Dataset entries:
[BEGIN]
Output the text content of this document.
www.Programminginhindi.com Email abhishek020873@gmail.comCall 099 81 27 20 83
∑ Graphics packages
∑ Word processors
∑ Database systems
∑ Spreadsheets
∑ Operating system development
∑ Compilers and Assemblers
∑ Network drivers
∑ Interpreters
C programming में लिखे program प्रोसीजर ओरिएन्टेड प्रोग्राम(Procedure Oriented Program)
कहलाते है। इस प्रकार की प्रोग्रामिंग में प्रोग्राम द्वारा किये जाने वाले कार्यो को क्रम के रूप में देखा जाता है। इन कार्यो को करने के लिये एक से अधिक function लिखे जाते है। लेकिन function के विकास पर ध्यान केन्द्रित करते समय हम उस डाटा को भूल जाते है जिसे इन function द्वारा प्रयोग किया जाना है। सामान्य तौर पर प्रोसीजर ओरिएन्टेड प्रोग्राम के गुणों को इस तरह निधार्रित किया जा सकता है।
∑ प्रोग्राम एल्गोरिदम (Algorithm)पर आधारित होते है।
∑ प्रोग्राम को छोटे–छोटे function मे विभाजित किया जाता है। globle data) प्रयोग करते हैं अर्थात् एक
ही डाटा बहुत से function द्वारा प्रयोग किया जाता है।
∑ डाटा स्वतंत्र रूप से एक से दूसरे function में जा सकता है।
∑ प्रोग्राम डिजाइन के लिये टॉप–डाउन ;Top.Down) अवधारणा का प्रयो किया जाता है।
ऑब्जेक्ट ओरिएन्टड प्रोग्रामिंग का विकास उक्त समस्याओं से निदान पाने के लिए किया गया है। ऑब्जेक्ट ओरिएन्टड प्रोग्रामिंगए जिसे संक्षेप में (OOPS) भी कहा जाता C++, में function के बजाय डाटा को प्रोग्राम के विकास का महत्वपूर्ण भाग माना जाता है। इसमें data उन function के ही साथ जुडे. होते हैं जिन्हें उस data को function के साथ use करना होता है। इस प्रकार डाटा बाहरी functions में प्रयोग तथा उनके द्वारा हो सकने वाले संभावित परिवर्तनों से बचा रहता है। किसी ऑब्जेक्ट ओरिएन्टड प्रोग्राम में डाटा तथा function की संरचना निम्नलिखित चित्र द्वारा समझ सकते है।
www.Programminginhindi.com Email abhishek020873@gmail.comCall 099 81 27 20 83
[END]
[BEGIN]
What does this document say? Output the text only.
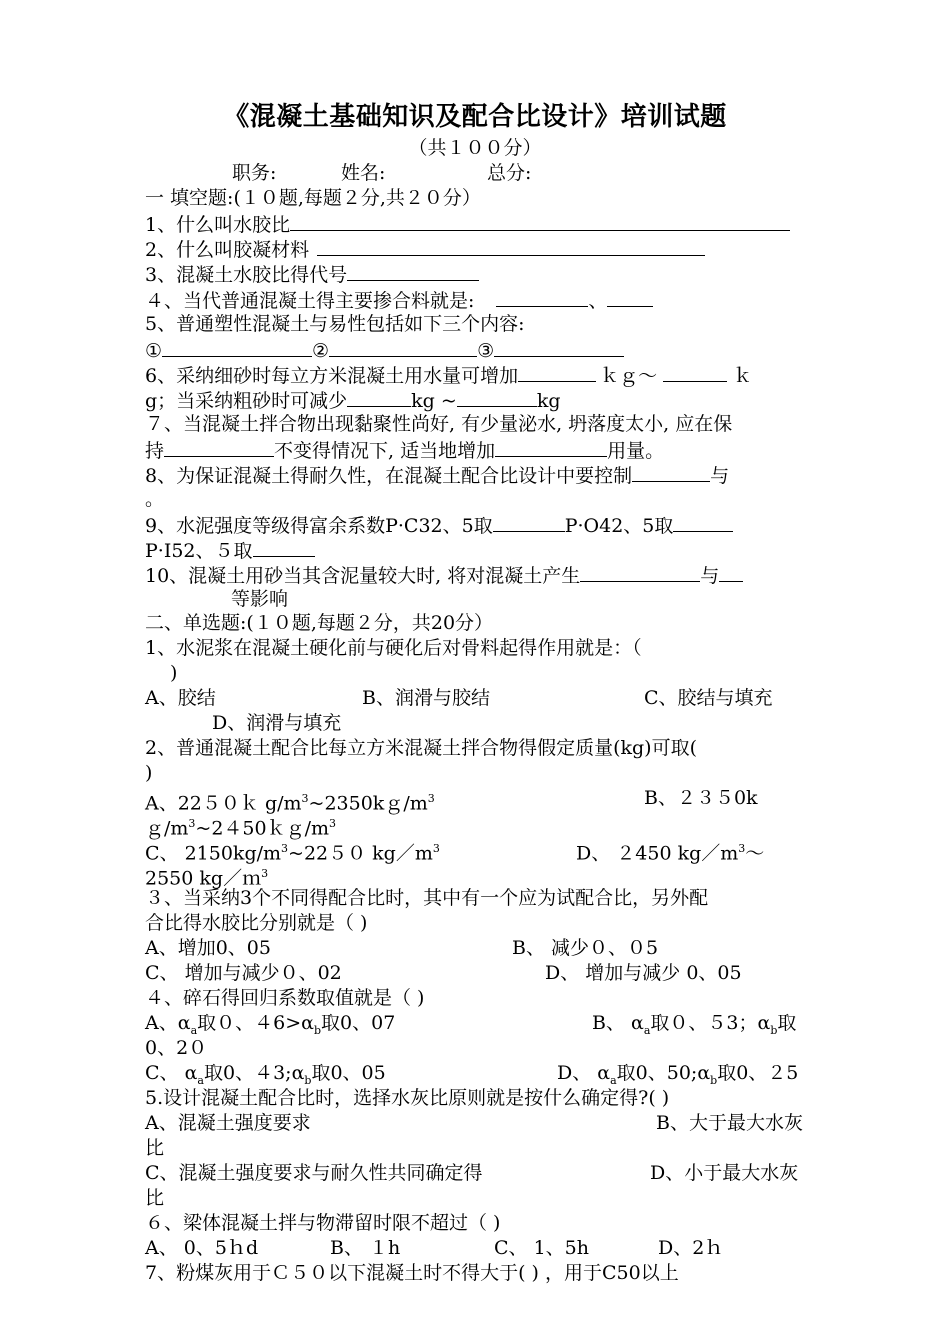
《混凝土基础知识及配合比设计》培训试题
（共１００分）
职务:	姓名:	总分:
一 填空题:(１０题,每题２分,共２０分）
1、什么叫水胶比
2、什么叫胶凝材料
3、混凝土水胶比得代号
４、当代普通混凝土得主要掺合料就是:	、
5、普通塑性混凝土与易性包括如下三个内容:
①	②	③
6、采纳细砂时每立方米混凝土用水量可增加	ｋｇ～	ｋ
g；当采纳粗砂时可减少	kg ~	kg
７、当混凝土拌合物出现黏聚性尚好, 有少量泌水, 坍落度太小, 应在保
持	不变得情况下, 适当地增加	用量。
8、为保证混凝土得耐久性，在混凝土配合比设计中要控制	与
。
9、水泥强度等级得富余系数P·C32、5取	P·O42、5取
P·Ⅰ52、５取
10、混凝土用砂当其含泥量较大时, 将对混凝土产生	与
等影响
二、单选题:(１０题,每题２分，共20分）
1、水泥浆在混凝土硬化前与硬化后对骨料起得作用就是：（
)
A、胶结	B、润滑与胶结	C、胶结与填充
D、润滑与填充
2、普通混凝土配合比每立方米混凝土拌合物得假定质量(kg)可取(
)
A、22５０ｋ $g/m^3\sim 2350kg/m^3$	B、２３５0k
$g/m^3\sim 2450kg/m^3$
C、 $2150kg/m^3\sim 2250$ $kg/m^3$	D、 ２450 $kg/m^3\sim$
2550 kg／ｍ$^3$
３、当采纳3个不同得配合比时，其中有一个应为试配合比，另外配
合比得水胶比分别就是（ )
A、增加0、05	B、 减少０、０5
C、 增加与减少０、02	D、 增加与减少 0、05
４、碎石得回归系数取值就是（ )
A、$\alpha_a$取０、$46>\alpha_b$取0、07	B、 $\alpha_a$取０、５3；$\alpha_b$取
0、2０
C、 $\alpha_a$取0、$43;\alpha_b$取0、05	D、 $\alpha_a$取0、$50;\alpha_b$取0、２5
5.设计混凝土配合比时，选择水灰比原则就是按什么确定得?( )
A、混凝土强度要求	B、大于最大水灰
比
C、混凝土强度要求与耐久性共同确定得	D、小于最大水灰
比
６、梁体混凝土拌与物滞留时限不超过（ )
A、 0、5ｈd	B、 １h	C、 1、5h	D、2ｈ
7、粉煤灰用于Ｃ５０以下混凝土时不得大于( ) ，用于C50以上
[END]
[BEGIN]
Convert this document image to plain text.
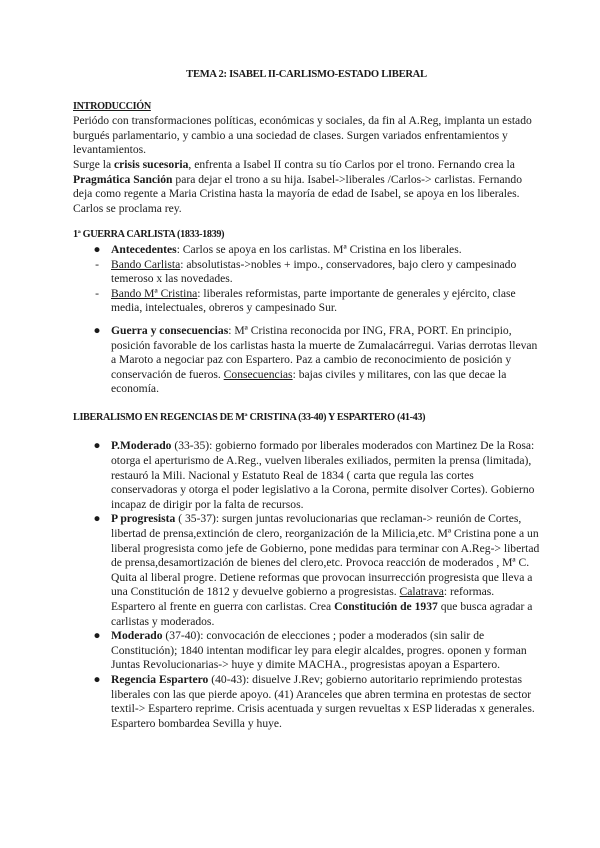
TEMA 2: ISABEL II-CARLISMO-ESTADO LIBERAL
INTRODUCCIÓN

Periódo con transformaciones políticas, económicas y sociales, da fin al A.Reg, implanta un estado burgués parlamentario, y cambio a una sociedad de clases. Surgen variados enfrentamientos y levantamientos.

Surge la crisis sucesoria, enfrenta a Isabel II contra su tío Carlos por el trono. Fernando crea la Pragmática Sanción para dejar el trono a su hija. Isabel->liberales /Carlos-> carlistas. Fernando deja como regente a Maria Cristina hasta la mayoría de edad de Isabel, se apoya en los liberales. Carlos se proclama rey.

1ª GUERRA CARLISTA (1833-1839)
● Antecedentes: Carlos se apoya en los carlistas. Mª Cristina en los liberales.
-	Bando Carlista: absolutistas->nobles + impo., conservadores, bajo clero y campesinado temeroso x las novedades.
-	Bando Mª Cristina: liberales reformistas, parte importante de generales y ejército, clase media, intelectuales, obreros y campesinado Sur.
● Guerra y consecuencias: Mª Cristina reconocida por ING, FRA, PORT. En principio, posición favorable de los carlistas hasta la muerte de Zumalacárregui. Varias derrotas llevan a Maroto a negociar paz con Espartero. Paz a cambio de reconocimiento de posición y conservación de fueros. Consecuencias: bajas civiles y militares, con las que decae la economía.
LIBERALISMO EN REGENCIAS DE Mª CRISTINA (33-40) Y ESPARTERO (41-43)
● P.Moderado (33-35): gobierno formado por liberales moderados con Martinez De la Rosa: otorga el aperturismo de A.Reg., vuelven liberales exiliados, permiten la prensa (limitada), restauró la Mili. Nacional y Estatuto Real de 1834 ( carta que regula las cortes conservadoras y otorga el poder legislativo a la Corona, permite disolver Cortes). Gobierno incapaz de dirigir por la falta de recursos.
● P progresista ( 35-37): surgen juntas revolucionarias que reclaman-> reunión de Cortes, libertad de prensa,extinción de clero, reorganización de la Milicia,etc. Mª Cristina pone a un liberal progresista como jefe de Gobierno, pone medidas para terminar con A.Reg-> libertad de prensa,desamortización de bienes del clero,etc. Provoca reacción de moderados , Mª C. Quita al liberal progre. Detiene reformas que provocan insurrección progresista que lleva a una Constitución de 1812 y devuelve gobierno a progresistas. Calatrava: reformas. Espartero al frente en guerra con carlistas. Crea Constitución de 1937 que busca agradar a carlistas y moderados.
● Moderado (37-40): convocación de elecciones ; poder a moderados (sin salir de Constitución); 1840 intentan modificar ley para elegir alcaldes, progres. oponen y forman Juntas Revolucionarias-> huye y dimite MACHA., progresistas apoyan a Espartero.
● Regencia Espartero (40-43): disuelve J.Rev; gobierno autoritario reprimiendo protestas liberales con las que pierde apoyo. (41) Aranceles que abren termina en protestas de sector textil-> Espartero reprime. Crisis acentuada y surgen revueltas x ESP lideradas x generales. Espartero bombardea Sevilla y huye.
[END]
#### EXERCISE BRIEF:
Wherever "generales" shows up in a line, copy that line.

#### OUTPUT FOR THIS EXERCISE:
-	Bando Mª Cristina: liberales reformistas, parte importante de generales y ejército, clase media, intelectuales, obreros y campesinado Sur.
● Regencia Espartero (40-43): disuelve J.Rev; gobierno autoritario reprimiendo protestas liberales con las que pierde apoyo. (41) Aranceles que abren termina en protestas de sector textil-> Espartero reprime. Crisis acentuada y surgen revueltas x ESP lideradas x generales. Espartero bombardea Sevilla y huye.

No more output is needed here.